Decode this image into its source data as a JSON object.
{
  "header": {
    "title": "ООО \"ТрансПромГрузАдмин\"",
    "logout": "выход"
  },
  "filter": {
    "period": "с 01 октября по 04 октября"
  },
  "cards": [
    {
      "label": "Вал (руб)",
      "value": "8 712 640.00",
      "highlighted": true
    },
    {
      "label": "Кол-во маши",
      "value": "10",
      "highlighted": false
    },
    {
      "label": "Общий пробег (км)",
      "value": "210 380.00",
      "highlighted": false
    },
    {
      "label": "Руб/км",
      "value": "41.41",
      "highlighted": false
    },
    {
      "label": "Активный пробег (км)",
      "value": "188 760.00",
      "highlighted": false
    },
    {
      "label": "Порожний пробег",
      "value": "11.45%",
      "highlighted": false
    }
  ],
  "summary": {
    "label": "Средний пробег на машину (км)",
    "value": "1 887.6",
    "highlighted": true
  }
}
---
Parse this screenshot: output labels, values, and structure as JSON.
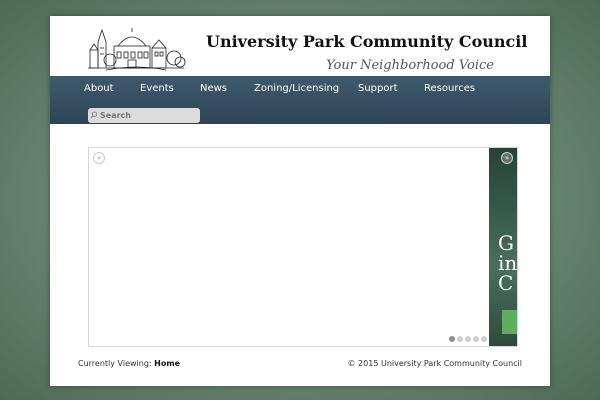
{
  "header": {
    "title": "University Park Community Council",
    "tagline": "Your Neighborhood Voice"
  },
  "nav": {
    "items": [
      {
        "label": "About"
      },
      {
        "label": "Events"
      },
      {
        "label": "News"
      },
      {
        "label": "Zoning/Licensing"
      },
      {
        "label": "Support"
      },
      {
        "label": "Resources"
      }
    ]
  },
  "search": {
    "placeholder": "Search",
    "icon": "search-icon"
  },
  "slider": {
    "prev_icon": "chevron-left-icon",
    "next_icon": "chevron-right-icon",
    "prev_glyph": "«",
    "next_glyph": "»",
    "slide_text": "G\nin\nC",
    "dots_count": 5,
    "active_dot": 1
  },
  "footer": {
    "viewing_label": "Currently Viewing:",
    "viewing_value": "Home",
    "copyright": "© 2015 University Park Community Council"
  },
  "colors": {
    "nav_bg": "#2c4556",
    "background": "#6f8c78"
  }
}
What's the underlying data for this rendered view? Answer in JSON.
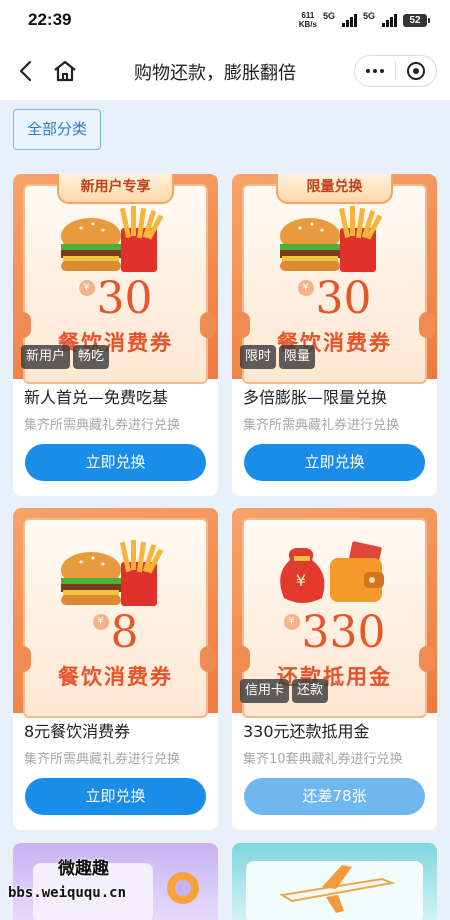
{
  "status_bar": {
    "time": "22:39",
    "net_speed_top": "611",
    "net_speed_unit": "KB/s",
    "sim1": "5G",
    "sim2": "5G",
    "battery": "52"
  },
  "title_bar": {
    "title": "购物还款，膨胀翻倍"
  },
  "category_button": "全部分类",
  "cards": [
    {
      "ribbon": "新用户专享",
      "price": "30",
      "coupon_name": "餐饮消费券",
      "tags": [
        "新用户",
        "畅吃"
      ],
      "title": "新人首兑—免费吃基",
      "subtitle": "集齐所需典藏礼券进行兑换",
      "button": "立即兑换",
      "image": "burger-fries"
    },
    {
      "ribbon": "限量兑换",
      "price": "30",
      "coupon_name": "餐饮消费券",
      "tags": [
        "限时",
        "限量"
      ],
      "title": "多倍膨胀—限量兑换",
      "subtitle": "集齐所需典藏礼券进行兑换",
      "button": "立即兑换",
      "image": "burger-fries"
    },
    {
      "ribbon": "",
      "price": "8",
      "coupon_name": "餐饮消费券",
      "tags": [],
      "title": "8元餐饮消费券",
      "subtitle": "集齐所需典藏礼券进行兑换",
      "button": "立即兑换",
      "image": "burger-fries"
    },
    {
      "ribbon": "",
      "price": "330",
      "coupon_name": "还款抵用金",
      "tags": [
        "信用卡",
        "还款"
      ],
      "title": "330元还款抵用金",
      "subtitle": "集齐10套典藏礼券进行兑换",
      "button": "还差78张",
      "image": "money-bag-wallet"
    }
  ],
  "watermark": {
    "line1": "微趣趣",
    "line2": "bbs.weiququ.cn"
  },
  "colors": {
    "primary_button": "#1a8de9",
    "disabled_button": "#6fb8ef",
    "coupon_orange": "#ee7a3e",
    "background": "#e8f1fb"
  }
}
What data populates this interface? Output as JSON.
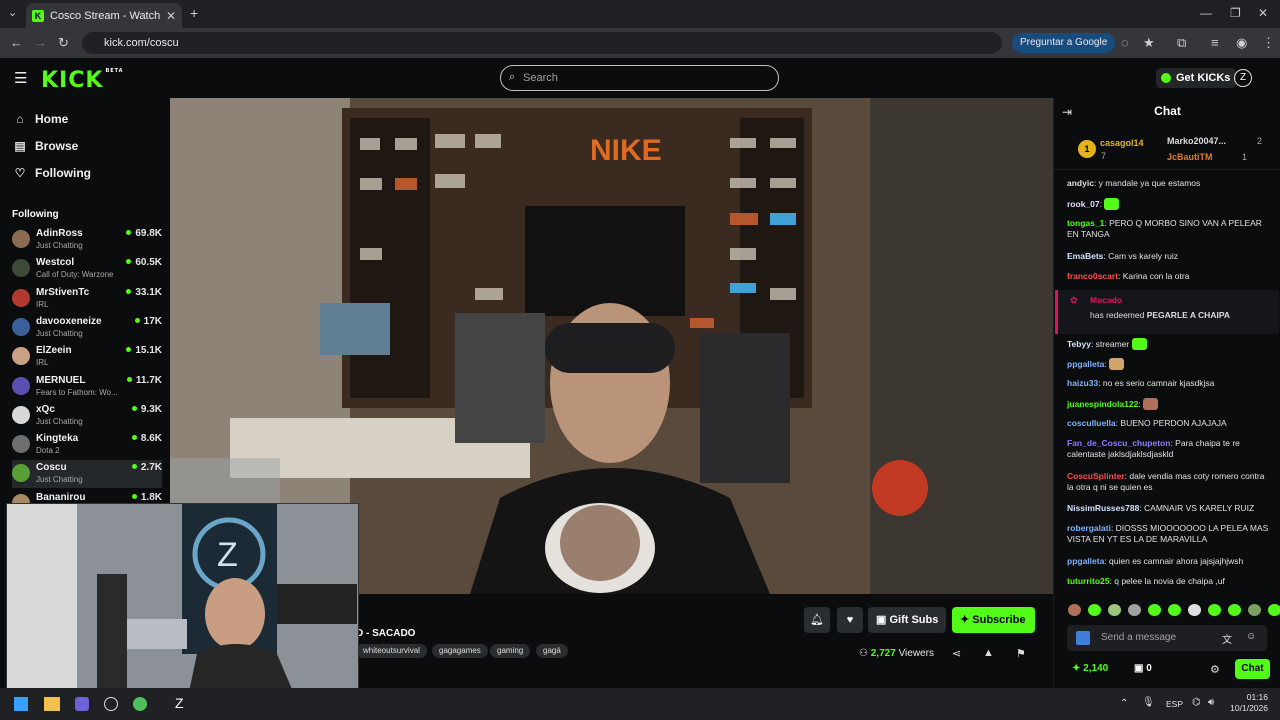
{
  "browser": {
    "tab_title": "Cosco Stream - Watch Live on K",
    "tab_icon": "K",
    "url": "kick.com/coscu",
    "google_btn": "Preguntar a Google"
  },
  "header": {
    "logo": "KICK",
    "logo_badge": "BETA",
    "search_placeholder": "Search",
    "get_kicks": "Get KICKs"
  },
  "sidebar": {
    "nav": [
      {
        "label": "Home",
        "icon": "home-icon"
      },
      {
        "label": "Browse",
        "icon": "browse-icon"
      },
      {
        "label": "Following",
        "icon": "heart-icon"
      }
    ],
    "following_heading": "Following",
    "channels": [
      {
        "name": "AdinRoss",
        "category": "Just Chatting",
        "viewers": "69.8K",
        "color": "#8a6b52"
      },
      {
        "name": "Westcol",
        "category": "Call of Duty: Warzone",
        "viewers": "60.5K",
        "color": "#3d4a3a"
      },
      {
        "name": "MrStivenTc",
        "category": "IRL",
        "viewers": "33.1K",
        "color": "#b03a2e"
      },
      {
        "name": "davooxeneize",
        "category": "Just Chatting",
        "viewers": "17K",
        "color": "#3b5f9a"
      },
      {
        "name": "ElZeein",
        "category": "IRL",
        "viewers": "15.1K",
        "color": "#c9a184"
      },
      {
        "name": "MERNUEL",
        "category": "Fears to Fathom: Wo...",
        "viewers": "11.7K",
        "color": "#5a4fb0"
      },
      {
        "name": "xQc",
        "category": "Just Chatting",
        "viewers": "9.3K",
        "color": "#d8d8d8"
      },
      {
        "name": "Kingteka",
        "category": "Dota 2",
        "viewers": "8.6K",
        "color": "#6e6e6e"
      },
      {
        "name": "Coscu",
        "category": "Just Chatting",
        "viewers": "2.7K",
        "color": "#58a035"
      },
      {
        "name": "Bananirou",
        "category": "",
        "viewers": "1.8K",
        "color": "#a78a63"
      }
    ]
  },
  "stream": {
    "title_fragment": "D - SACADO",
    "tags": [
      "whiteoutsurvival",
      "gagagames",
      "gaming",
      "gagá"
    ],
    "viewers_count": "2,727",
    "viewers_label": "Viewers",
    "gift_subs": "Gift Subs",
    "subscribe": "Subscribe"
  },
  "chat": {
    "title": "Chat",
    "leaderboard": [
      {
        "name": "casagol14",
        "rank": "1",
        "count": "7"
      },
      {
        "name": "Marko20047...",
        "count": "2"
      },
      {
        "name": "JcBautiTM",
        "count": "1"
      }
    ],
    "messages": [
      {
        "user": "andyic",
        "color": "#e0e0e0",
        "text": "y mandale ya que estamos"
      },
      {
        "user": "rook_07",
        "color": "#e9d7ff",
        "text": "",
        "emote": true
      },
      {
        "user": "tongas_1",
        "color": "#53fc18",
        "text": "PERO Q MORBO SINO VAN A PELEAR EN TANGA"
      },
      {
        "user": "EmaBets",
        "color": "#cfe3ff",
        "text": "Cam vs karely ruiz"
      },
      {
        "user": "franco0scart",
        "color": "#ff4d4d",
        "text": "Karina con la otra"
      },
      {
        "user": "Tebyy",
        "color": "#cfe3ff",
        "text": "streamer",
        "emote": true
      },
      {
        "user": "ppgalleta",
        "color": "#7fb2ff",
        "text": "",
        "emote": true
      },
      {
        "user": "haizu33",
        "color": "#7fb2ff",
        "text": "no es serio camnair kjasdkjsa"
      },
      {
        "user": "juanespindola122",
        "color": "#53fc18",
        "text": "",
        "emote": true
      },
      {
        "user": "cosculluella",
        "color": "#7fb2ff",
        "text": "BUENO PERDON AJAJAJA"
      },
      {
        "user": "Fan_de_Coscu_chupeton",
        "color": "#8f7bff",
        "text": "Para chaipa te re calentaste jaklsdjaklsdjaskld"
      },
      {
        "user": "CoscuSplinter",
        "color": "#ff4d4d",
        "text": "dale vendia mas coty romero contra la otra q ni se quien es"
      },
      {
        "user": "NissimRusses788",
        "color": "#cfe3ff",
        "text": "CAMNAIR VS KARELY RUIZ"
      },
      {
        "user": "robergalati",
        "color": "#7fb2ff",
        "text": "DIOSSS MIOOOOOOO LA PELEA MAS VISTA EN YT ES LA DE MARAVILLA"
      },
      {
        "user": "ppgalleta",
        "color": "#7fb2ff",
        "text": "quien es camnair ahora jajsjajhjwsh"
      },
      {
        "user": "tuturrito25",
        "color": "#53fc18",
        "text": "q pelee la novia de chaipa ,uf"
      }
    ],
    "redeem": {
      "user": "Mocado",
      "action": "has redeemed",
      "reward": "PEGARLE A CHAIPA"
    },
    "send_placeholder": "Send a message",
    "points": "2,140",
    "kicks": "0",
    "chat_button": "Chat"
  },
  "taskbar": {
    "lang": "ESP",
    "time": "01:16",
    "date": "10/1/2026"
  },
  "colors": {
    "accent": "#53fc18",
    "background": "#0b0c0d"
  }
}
--
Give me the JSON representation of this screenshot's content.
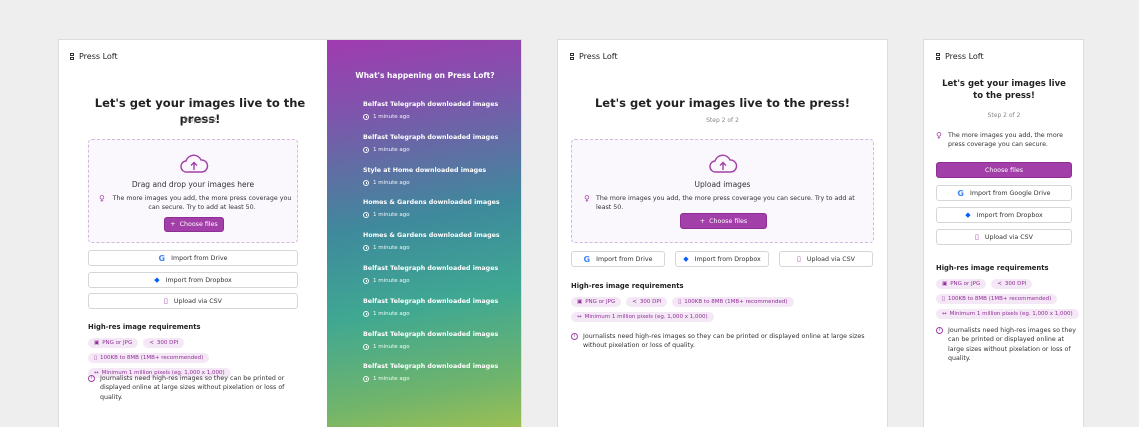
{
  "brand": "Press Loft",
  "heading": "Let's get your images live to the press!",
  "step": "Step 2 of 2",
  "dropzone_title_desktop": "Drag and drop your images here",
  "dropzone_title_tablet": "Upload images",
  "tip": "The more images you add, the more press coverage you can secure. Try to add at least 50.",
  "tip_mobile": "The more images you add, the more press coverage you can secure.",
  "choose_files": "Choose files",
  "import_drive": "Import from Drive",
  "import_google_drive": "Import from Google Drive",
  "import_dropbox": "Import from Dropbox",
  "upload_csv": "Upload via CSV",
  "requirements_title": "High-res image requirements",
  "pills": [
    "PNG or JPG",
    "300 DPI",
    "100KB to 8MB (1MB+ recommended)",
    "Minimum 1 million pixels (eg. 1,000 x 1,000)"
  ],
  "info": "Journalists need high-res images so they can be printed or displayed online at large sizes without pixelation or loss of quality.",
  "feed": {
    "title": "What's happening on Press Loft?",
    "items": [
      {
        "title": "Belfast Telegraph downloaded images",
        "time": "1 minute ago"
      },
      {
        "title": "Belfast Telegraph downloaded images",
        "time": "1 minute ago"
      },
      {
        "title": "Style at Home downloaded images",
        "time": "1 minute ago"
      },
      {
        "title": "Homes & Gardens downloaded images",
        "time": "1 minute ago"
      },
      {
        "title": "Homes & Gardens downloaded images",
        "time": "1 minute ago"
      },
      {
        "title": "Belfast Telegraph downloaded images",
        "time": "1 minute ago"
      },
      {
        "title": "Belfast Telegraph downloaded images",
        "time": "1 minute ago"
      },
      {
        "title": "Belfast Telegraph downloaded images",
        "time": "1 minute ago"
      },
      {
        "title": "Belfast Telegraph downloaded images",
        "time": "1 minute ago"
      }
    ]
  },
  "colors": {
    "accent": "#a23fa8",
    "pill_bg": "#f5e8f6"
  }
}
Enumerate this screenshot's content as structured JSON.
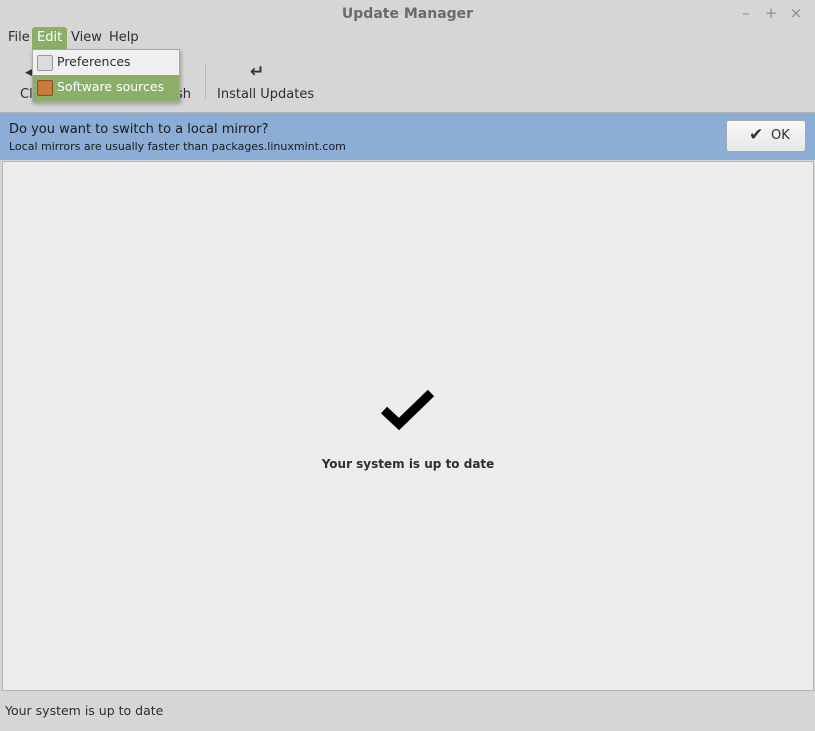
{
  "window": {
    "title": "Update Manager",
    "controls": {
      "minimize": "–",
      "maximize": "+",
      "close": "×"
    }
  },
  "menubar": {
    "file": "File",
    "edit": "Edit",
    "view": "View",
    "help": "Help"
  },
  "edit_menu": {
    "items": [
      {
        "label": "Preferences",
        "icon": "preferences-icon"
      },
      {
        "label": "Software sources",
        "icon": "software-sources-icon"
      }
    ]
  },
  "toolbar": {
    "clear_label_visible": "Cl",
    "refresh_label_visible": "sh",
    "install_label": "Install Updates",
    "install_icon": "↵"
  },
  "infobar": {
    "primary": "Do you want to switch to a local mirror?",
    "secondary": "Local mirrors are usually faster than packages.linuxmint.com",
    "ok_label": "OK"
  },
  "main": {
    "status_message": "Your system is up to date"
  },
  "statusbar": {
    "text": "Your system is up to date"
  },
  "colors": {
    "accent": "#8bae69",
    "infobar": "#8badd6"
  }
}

• **WORK TO DO**: Copy all the lines above that hold the string "ribbon".

• **ANSWER TO THIS PROBLEM**:
      "ribbon": "新用户专享",
      "ribbon": "限量兑换",
      "ribbon": "",
      "ribbon": "",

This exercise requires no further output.